[START]

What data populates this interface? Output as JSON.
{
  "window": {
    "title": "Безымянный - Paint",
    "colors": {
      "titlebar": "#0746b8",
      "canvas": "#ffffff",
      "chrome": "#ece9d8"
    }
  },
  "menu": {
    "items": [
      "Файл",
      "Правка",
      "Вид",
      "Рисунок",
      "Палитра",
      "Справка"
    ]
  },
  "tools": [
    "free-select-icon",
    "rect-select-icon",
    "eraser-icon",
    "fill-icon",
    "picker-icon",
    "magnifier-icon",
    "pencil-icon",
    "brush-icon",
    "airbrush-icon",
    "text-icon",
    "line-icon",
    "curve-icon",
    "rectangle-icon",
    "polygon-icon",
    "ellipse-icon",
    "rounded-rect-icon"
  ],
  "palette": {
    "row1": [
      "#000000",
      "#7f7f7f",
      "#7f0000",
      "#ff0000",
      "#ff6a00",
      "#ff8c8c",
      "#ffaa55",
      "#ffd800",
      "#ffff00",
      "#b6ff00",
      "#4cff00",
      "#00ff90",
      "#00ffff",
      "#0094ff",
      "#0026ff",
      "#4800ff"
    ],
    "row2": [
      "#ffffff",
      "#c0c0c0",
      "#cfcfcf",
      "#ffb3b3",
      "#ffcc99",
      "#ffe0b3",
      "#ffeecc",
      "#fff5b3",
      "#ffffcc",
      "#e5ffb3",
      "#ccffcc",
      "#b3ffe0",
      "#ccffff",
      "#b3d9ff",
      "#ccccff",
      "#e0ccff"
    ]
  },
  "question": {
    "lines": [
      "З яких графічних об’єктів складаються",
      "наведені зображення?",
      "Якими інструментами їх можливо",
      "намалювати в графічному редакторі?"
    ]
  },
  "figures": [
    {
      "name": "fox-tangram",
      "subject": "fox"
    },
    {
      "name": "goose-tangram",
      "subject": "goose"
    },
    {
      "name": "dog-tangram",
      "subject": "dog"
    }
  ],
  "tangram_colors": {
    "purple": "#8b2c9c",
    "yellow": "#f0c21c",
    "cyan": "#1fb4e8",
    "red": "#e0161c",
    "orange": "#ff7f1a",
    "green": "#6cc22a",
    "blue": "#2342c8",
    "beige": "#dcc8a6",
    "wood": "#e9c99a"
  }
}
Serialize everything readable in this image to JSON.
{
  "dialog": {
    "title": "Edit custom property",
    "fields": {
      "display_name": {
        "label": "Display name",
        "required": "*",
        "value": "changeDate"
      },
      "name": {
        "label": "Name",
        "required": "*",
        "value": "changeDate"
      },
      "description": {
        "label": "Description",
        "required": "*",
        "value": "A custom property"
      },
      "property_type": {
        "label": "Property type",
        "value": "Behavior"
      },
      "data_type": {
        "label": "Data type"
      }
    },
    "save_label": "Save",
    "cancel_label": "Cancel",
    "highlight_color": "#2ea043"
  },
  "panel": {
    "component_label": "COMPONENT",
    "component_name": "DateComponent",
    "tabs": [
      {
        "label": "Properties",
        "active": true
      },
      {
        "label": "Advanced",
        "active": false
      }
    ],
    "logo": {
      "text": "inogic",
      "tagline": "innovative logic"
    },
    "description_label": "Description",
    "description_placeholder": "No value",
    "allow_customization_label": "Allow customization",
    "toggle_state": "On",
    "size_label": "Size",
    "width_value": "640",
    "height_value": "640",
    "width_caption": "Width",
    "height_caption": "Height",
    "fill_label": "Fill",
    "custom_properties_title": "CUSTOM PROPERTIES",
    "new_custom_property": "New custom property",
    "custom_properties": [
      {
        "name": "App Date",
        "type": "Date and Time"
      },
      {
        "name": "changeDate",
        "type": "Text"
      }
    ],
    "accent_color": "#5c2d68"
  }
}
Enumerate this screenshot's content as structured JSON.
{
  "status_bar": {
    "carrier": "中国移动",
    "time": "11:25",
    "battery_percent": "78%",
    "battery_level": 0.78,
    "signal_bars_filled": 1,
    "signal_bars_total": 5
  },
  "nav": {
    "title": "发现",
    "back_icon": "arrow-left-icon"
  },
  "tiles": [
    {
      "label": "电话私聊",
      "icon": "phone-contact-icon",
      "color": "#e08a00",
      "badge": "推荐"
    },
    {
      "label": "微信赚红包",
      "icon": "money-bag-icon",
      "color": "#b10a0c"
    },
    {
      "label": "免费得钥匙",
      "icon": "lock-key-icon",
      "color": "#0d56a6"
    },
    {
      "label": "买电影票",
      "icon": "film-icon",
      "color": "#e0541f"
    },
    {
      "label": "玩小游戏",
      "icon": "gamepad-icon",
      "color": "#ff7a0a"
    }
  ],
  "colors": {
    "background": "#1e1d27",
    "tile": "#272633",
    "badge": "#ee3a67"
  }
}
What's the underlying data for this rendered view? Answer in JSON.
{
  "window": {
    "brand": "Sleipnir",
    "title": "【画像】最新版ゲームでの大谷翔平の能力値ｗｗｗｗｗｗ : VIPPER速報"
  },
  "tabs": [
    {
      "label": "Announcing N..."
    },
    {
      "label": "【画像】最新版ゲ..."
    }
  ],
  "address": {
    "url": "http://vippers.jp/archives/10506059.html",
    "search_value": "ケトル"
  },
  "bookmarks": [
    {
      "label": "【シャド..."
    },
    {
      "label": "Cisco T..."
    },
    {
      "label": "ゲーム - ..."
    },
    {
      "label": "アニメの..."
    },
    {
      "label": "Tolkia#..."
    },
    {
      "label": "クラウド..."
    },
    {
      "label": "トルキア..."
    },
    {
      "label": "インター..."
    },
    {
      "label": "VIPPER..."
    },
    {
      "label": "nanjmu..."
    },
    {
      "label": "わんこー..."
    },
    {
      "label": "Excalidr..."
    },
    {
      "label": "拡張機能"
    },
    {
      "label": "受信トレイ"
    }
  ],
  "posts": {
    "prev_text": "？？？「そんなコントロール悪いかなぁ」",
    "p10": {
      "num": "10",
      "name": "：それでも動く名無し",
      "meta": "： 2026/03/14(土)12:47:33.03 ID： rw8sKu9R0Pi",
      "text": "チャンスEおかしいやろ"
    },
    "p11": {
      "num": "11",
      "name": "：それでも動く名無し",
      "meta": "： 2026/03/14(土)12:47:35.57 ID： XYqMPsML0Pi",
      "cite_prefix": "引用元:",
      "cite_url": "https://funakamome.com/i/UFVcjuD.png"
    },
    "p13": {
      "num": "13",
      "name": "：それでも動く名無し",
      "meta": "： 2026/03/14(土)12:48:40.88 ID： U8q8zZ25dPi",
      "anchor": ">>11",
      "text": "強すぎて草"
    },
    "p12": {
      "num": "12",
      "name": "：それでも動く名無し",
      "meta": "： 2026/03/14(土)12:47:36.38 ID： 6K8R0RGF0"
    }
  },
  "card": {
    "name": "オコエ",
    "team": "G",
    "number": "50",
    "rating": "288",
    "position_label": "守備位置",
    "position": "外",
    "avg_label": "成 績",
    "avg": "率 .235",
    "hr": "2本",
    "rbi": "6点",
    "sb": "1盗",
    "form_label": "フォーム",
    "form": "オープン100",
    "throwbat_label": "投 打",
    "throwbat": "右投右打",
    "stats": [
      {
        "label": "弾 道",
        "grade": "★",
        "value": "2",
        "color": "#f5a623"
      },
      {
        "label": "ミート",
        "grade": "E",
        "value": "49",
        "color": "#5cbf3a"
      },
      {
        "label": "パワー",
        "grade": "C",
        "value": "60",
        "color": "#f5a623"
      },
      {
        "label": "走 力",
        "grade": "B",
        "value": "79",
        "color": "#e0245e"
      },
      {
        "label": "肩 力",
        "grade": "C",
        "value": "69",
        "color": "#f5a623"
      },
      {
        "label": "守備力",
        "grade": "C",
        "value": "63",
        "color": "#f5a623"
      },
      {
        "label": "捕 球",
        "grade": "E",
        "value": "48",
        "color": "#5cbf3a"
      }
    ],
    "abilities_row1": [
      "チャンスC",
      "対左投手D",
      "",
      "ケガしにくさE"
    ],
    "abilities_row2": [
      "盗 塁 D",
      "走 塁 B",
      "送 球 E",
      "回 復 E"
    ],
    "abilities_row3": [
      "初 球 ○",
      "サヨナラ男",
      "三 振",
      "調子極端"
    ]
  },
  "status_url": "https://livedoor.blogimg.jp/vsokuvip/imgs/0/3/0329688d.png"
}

[END]

• [DESCRIPTION OF THE TASK]: Using the records above, find and show each line with the string "https".

• [SOLUTION TO THE EXERCISE]:
      "cite_url": "https://funakamome.com/i/UFVcjuD.png"
  "status_url": "https://livedoor.blogimg.jp/vsokuvip/imgs/0/3/0329688d.png"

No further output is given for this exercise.